=== Your objective ===
In the items below, change "retracted" to "withdrawn" and leave everything else as it is.

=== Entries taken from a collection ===
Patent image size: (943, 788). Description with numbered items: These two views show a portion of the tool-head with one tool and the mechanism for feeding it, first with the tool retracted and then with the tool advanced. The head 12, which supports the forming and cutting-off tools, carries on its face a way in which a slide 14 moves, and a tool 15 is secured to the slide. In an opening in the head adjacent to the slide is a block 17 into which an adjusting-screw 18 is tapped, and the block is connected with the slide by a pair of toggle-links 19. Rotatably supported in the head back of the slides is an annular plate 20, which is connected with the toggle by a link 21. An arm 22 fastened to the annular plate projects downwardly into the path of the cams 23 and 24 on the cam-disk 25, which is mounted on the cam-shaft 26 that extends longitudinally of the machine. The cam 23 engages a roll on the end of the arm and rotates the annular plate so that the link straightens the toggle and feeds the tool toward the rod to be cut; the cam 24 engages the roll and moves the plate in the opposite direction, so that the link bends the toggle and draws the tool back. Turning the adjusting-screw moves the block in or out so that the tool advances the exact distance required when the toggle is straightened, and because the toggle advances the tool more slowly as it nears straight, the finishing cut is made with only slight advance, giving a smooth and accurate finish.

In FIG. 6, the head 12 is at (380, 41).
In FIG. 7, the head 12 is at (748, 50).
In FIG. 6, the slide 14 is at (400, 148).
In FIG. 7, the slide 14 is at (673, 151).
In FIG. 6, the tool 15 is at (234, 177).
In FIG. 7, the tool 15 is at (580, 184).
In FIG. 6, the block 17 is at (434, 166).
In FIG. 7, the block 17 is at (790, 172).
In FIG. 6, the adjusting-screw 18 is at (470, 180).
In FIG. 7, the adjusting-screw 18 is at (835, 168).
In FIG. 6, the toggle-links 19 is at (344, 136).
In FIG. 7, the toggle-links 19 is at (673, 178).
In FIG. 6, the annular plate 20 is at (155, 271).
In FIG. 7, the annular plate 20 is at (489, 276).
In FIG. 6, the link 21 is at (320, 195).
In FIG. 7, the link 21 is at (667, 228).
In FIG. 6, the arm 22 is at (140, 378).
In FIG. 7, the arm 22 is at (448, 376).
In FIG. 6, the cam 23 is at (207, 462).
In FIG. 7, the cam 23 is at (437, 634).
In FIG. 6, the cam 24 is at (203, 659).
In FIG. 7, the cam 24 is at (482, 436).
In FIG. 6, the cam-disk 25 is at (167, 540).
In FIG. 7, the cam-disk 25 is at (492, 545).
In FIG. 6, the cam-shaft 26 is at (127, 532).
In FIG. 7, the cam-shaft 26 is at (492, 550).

=== Exercise answer ===
Patent image size: (943, 788). Description with numbered items: These two views show a portion of the tool-head with one tool and the mechanism for feeding it, first with the tool withdrawn and then with the tool advanced. The head 12, which supports the forming and cutting-off tools, carries on its face a way in which a slide 14 moves, and a tool 15 is secured to the slide. In an opening in the head adjacent to the slide is a block 17 into which an adjusting-screw 18 is tapped, and the block is connected with the slide by a pair of toggle-links 19. Rotatably supported in the head back of the slides is an annular plate 20, which is connected with the toggle by a link 21. An arm 22 fastened to the annular plate projects downwardly into the path of the cams 23 and 24 on the cam-disk 25, which is mounted on the cam-shaft 26 that extends longitudinally of the machine. The cam 23 engages a roll on the end of the arm and rotates the annular plate so that the link straightens the toggle and feeds the tool toward the rod to be cut; the cam 24 engages the roll and moves the plate in the opposite direction, so that the link bends the toggle and draws the tool back. Turning the adjusting-screw moves the block in or out so that the tool advances the exact distance required when the toggle is straightened, and because the toggle advances the tool more slowly as it nears straight, the finishing cut is made with only slight advance, giving a smooth and accurate finish.

In FIG. 6, the head 12 is at (380, 41).
In FIG. 7, the head 12 is at (748, 50).
In FIG. 6, the slide 14 is at (400, 148).
In FIG. 7, the slide 14 is at (673, 151).
In FIG. 6, the tool 15 is at (234, 177).
In FIG. 7, the tool 15 is at (580, 184).
In FIG. 6, the block 17 is at (434, 166).
In FIG. 7, the block 17 is at (790, 172).
In FIG. 6, the adjusting-screw 18 is at (470, 180).
In FIG. 7, the adjusting-screw 18 is at (835, 168).
In FIG. 6, the toggle-links 19 is at (344, 136).
In FIG. 7, the toggle-links 19 is at (673, 178).
In FIG. 6, the annular plate 20 is at (155, 271).
In FIG. 7, the annular plate 20 is at (489, 276).
In FIG. 6, the link 21 is at (320, 195).
In FIG. 7, the link 21 is at (667, 228).
In FIG. 6, the arm 22 is at (140, 378).
In FIG. 7, the arm 22 is at (448, 376).
In FIG. 6, the cam 23 is at (207, 462).
In FIG. 7, the cam 23 is at (437, 634).
In FIG. 6, the cam 24 is at (203, 659).
In FIG. 7, the cam 24 is at (482, 436).
In FIG. 6, the cam-disk 25 is at (167, 540).
In FIG. 7, the cam-disk 25 is at (492, 545).
In FIG. 6, the cam-shaft 26 is at (127, 532).
In FIG. 7, the cam-shaft 26 is at (492, 550).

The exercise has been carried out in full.